## Data extracted from a collection
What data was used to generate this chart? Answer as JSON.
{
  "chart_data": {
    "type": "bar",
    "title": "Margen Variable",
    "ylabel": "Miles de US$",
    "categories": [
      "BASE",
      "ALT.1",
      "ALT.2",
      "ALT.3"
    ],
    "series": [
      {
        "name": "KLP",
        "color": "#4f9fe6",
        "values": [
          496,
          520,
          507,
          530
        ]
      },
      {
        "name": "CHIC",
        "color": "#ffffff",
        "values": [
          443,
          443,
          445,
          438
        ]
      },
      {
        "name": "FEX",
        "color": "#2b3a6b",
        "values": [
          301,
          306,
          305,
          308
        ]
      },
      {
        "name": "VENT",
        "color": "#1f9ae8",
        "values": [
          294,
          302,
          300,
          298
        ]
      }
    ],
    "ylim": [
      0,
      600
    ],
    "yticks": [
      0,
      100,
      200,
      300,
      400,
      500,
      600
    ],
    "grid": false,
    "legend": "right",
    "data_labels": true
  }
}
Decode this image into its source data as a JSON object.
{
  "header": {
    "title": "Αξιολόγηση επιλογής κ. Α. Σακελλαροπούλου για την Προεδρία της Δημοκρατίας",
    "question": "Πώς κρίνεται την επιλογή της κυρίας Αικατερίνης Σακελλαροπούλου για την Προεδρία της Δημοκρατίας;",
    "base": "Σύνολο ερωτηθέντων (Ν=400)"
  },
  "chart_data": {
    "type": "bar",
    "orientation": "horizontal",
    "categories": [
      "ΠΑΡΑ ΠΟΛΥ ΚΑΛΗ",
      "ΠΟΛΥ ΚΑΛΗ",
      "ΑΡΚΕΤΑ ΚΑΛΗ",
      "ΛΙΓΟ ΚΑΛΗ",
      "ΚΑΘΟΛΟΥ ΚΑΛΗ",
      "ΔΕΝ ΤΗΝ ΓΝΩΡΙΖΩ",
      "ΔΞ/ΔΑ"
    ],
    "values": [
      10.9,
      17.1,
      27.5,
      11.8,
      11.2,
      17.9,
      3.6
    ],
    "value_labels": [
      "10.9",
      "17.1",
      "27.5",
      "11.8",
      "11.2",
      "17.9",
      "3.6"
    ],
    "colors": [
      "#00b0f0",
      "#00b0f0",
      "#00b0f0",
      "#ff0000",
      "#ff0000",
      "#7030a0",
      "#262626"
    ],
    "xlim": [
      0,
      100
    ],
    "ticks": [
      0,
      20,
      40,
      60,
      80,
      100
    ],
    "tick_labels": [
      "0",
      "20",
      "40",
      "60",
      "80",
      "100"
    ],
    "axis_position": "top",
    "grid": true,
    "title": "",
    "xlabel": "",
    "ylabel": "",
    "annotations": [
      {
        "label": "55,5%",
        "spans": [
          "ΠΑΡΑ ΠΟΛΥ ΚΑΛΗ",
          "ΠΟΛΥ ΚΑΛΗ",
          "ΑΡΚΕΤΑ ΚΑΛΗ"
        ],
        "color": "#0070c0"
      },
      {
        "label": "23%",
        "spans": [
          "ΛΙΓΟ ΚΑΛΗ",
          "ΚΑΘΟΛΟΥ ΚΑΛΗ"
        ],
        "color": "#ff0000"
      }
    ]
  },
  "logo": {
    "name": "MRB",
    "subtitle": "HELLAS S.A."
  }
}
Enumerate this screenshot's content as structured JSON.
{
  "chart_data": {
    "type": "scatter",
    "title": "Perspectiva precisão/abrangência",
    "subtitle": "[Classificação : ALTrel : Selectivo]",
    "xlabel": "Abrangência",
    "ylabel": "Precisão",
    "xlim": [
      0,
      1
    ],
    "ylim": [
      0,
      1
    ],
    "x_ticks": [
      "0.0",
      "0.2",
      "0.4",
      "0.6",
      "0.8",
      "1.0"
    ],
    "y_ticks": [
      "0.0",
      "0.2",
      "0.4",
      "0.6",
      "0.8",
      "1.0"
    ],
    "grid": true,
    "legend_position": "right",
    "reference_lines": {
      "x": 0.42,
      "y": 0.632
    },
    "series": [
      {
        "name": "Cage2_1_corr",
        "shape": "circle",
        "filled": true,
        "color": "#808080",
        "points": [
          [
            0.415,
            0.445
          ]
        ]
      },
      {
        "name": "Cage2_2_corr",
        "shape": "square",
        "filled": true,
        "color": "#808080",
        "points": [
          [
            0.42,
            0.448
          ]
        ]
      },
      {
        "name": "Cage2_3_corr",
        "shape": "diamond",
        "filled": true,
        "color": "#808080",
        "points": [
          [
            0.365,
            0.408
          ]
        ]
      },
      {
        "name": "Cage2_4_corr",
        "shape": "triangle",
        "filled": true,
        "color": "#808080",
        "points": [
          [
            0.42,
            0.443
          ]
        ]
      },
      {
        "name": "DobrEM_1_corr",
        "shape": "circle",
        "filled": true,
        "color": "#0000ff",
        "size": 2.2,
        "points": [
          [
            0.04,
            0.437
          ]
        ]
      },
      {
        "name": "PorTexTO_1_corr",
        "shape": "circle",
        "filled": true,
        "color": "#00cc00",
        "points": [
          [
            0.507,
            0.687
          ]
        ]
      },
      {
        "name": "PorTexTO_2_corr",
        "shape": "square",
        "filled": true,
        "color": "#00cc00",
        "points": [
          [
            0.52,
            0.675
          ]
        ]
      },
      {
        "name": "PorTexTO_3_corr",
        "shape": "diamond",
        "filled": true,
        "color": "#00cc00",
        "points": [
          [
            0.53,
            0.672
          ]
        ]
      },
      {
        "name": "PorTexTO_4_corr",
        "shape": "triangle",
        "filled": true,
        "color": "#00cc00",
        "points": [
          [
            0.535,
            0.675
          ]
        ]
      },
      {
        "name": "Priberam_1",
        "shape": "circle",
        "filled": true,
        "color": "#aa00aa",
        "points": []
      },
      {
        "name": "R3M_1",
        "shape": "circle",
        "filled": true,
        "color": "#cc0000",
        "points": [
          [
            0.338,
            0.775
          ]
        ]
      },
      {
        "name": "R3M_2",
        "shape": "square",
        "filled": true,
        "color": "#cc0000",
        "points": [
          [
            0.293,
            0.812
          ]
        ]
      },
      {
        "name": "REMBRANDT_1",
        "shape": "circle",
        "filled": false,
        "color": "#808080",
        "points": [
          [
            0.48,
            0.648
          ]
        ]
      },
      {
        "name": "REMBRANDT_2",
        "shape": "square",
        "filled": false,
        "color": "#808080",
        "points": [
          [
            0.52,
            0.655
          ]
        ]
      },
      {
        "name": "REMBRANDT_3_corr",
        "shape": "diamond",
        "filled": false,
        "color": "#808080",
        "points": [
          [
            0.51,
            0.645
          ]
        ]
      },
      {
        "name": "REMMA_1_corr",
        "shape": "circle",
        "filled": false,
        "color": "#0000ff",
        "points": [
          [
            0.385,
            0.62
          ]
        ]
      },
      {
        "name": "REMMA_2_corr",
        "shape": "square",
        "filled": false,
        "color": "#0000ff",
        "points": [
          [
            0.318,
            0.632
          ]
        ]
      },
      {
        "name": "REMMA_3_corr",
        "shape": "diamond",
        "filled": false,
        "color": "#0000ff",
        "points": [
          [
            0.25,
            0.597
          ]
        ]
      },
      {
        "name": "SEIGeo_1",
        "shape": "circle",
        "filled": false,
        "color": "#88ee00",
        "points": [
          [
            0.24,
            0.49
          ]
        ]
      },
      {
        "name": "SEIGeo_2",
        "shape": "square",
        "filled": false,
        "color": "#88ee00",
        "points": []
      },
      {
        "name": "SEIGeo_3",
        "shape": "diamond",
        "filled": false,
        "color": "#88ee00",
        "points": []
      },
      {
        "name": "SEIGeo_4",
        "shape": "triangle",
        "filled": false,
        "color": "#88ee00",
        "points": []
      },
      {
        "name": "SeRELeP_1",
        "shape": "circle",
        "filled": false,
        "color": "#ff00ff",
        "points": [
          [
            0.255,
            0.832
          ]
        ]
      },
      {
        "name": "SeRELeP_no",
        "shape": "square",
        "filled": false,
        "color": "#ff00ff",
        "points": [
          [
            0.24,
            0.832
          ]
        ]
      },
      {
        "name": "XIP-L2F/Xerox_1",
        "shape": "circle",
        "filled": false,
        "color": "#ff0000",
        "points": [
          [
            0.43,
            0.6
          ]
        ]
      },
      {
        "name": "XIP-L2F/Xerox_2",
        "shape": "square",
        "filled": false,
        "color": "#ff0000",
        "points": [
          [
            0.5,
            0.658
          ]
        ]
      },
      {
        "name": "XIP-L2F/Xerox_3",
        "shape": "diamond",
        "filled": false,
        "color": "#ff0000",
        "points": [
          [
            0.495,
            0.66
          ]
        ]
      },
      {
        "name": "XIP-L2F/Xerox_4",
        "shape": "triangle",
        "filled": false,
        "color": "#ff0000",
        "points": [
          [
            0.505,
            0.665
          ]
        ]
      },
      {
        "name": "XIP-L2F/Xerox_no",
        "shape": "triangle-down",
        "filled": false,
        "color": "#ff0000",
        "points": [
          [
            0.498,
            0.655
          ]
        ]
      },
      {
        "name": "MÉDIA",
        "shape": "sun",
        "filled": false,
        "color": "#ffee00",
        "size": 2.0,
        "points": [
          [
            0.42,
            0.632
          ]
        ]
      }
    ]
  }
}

## INSTRUCTIONS TO FOLLOW
Pick out each line that holds the string "Δημοκρατίας".

## FULL OUTPUT
    "title": "Αξιολόγηση επιλογής κ. Α. Σακελλαροπούλου για την Προεδρία της Δημοκρατίας",
    "question": "Πώς κρίνεται την επιλογή της κυρίας Αικατερίνης Σακελλαροπούλου για την Προεδρία της Δημοκρατίας;",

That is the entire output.